Task brief: Look through the listing below and give the number of lines that hold "φάρμακο". Say nothing more.

The records:

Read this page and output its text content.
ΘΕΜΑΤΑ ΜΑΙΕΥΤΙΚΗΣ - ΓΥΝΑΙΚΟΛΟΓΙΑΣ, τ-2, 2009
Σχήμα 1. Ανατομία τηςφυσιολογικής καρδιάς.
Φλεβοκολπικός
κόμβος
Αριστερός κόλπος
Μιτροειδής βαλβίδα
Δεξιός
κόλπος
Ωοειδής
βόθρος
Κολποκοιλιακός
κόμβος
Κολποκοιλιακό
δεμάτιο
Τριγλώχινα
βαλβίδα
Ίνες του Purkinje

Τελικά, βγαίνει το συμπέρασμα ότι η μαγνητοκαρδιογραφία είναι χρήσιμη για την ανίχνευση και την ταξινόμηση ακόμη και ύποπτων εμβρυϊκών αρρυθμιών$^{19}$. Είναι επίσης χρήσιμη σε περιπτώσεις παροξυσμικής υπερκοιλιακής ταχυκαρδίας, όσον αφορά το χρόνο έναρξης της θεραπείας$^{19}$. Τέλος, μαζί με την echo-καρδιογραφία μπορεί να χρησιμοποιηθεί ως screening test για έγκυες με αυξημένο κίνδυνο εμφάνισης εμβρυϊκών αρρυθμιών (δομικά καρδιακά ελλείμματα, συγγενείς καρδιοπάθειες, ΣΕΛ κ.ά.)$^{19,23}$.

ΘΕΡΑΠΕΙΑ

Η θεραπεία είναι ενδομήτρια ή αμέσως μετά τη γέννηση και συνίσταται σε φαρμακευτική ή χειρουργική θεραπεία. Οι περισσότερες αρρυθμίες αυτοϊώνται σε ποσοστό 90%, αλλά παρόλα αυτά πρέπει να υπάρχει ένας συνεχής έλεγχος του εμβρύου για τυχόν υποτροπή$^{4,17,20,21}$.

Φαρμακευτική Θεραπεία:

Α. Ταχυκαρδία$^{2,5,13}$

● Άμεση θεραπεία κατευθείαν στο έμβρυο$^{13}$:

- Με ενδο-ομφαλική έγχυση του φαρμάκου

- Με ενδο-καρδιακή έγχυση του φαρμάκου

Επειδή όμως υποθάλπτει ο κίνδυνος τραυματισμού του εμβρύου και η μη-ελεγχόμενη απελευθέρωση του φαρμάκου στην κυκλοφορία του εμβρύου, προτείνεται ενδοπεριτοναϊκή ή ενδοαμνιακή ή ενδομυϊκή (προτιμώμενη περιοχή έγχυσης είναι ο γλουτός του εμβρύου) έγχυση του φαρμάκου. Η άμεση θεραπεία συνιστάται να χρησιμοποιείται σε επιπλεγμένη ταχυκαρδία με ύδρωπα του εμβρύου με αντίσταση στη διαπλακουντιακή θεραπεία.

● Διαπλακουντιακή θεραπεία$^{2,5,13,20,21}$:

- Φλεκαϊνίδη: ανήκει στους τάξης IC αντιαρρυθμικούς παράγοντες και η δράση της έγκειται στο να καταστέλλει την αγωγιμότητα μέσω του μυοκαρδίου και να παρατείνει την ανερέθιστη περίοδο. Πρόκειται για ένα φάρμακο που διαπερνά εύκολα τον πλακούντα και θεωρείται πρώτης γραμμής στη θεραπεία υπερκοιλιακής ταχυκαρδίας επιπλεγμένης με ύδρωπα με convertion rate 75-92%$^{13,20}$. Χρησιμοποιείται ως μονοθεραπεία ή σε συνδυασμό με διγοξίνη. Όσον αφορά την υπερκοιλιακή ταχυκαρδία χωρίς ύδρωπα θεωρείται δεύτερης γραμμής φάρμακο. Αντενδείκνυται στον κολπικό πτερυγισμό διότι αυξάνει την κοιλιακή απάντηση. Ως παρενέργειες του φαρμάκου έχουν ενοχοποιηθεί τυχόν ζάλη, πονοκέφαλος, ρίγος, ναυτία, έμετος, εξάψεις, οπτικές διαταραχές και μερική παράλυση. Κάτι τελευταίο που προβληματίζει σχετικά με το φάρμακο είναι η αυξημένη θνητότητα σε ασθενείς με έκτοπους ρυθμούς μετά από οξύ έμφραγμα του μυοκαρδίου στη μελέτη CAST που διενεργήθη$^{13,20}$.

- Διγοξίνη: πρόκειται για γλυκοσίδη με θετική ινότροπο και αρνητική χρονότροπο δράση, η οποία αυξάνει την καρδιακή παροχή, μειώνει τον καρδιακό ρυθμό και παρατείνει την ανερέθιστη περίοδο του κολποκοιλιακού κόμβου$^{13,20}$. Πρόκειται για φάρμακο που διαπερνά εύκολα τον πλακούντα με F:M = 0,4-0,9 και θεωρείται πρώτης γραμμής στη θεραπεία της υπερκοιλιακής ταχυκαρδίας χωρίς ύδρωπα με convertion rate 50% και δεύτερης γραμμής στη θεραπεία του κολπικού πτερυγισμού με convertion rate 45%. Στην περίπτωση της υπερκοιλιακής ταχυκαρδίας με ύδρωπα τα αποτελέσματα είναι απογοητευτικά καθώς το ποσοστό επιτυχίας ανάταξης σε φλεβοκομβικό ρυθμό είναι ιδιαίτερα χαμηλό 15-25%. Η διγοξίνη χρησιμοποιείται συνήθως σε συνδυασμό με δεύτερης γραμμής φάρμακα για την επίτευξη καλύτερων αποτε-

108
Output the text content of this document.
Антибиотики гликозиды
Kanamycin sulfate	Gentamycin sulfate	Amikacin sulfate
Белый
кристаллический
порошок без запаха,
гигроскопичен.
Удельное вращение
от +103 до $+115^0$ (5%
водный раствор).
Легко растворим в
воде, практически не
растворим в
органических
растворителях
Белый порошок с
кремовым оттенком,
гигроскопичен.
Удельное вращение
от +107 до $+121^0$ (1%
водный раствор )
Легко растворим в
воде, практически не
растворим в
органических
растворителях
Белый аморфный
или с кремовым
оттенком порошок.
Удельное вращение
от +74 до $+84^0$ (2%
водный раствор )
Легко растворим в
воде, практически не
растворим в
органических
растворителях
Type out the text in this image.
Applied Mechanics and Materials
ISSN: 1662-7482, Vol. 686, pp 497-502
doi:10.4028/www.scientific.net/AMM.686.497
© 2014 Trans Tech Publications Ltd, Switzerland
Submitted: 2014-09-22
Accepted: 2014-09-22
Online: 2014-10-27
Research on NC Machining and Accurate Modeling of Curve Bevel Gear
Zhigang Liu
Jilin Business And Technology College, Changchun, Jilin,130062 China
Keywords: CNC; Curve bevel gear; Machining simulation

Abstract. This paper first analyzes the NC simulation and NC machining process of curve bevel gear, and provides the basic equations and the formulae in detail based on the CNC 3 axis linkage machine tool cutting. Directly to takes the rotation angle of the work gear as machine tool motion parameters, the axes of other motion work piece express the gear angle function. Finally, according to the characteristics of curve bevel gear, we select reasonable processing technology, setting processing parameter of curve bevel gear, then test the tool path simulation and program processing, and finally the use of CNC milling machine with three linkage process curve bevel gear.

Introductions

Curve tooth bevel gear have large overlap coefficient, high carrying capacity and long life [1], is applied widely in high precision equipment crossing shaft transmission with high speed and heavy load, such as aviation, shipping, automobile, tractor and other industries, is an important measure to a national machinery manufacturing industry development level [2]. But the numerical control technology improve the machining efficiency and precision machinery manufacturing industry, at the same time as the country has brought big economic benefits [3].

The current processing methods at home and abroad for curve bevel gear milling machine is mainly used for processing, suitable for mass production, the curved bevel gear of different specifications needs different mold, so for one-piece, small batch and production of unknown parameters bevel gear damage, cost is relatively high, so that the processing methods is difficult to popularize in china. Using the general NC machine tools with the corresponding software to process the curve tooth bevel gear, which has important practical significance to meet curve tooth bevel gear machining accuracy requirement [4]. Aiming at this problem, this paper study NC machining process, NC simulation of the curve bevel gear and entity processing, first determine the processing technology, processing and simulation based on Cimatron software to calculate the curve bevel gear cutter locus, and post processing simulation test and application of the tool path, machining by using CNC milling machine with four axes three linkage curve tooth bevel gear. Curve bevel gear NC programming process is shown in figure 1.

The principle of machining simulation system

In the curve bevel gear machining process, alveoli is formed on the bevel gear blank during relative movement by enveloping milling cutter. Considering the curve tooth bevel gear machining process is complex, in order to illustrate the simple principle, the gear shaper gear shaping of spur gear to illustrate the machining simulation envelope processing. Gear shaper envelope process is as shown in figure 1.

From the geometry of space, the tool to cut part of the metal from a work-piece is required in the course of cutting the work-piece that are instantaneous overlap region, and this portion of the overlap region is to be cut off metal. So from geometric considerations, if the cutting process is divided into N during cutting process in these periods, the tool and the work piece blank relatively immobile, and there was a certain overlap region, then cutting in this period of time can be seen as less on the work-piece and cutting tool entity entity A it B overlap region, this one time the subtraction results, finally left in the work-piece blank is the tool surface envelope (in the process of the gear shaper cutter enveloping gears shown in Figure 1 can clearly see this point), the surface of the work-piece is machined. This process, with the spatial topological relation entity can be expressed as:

Task solution: 2